Return every line of the material exactly.

--*--

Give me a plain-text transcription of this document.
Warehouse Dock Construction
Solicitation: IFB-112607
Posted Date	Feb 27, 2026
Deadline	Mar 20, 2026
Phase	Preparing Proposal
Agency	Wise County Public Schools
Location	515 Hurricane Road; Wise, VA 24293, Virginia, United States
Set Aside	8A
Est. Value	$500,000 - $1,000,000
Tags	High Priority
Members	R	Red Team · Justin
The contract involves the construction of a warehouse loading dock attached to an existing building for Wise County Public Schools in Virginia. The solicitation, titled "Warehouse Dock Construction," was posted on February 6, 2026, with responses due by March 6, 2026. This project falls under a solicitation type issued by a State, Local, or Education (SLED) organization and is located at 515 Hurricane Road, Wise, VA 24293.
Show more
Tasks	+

--*--

Solution for this exercise:
Give me a plain-text transcription of this document.
Warehouse Dock Construction
Solicitation: IFB-112607
Posted Date	Feb 27, 2026
Deadline	Mar 20, 2026
Phase	Preparing Proposal
Agency	Wise County Public Schools
Location	515 Hurricane Road; Wise, VA 24293, Virginia, United States
Set Aside	8A
Est. Value	$500,000 - $1,000,000
Tags	High Priority
Members	R	Red Team · Justin
The contract involves the construction of a warehouse loading dock attached to an existing building for Wise County Public Schools in Virginia. The solicitation, titled "Warehouse Dock Construction," was posted on February 6, 2026, with responses due by March 6, 2026. This project falls under a solicitation type issued by a State, Local, or Education (SLED) organization and is located at 515 Hurricane Road, Wise, VA 24293.
Show more
Tasks	+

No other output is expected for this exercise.